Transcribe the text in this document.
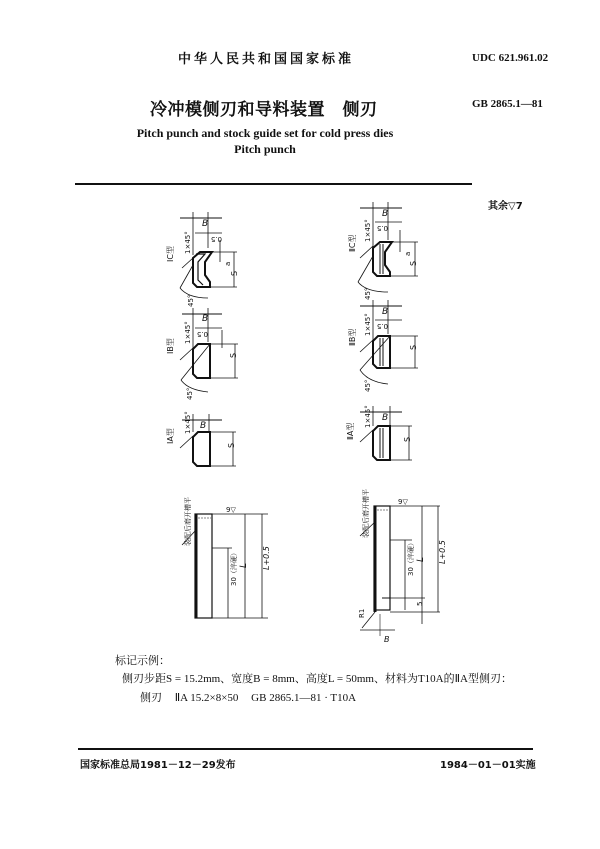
中华人民共和国国家标准	UDC 621.961.02
冷冲模侧刃和导料装置　侧刃	GB 2865.1—81
Pitch punch and stock guide set for cold press dies
Pitch punch
其余▽7
B
0.5
a
S
1×45°
45°
IC型
B
0.5
a
S
1×45°
45°
ⅡC型
B
0.5
S
1×45°
45°
IB型
B
0.5
S
1×45°
45°
ⅡB型
B
S
1×45°
IA型
B
S
1×45°
ⅡA型
9▽
装配后磨开槽平
30（淬硬） L L+0.5
9▽
装配后磨开槽平
30（淬硬） L L+0.5
5
R1
B
标记示例：
侧刃步距S = 15.2mm、宽度B = 8mm、高度L = 50mm、材料为T10A的ⅡA型侧刃：
侧刃 ⅡA 15.2×8×50 GB 2865.1—81 · T10A
国家标准总局1981－12－29发布	1984－01－01实施
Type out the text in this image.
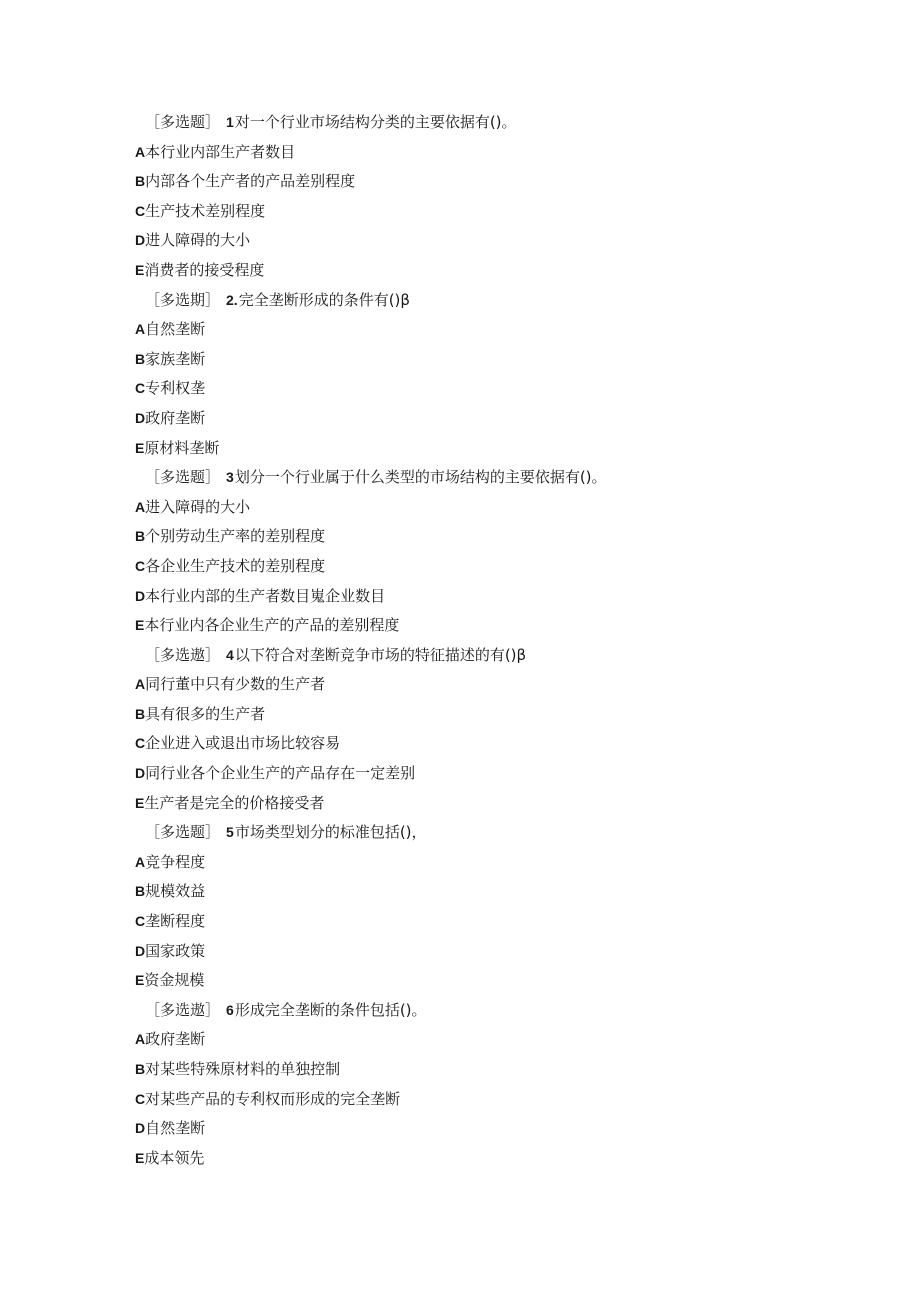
［多选题］ 1对一个行业市场结构分类的主要依据有()。
A本行业内部生产者数目
B内部各个生产者的产品差别程度
C生产技术差别程度
D进人障碍的大小
E消费者的接受程度
［多选期］ 2.完全垄断形成的条件有()β
A自然垄断
B家族垄断
C专利权垄
D政府垄断
E原材料垄断
［多选题］ 3划分一个行业属于什么类型的市场结构的主要依据有()。
A进入障碍的大小
B个别劳动生产率的差别程度
C各企业生产技术的差别程度
D本行业内部的生产者数目嵬企业数目
E本行业内各企业生产的产品的差别程度
［多选遨］ 4以下符合对垄断竞争市场的特征描述的有()β
A同行董中只有少数的生产者
B具有很多的生产者
C企业进入或退出市场比较容易
D同行业各个企业生产的产品存在一定差别
E生产者是完全的价格接受者
［多选题］ 5市场类型划分的标准包括()，
A竞争程度
B规模效益
C垄断程度
D国家政策
E资金规模
［多选遨］ 6形成完全垄断的条件包括()。
A政府垄断
B对某些特殊原材料的单独控制
C对某些产品的专利权而形成的完全垄断
D自然垄断
E成本领先
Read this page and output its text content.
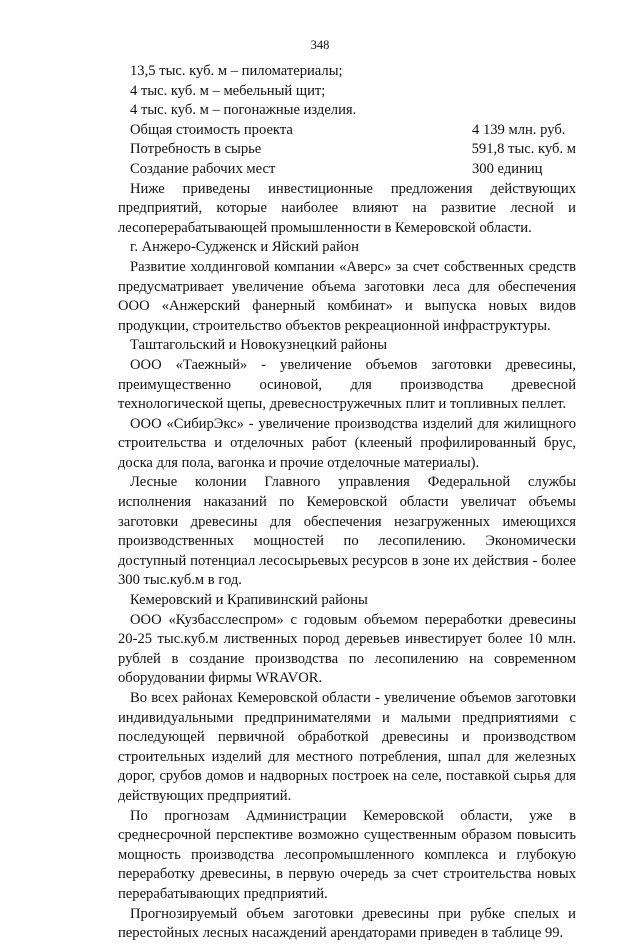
348
13,5 тыс. куб. м – пиломатериалы;
4 тыс. куб. м – мебельный щит;
4 тыс. куб. м – погонажные изделия.
Общая стоимость проекта	4 139 млн. руб.
Потребность в сырье	591,8 тыс. куб. м
Создание рабочих мест	300 единиц

Ниже приведены инвестиционные предложения действующих предприятий, которые наиболее влияют на развитие лесной и лесоперерабатывающей промышленности в Кемеровской области.

г. Анжеро-Судженск и Яйский район

Развитие холдинговой компании «Аверс» за счет собственных средств предусматривает увеличение объема заготовки леса для обеспечения ООО «Анжерский фанерный комбинат» и выпуска новых видов продукции, строительство объектов рекреационной инфраструктуры.

Таштагольский и Новокузнецкий районы

ООО «Таежный» - увеличение объемов заготовки древесины, преимущественно осиновой, для производства древесной технологической щепы, древесностружечных плит и топливных пеллет.

ООО «СибирЭкс» - увеличение производства изделий для жилищного строительства и отделочных работ (клееный профилированный брус, доска для пола, вагонка и прочие отделочные материалы).

Лесные колонии Главного управления Федеральной службы исполнения наказаний по Кемеровской области увеличат объемы заготовки древесины для обеспечения незагруженных имеющихся производственных мощностей по лесопилению. Экономически доступный потенциал лесосырьевых ресурсов в зоне их действия - более 300 тыс.куб.м в год.

Кемеровский и Крапивинский районы

ООО «Кузбасслеспром» с годовым объемом переработки древесины 20-25 тыс.куб.м лиственных пород деревьев инвестирует более 10 млн. рублей в создание производства по лесопилению на современном оборудовании фирмы WRAVOR.

Во всех районах Кемеровской области - увеличение объемов заготовки индивидуальными предпринимателями и малыми предприятиями с последующей первичной обработкой древесины и производством строительных изделий для местного потребления, шпал для железных дорог, срубов домов и надворных построек на селе, поставкой сырья для действующих предприятий.

По прогнозам Администрации Кемеровской области, уже в среднесрочной перспективе возможно существенным образом повысить мощность производства лесопромышленного комплекса и глубокую переработку древесины, в первую очередь за счет строительства новых перерабатывающих предприятий.

Прогнозируемый объем заготовки древесины при рубке спелых и перестойных лесных насаждений арендаторами приведен в таблице 99.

■ ■ ■ ■ ■ ■ ■

> **YOUR OBJECTIVE**: Exactly how many lines in the data above contain the word "увеличение"? Respond with the number and nothing more.

> **RESULT OF THIS EXERCISE**: 4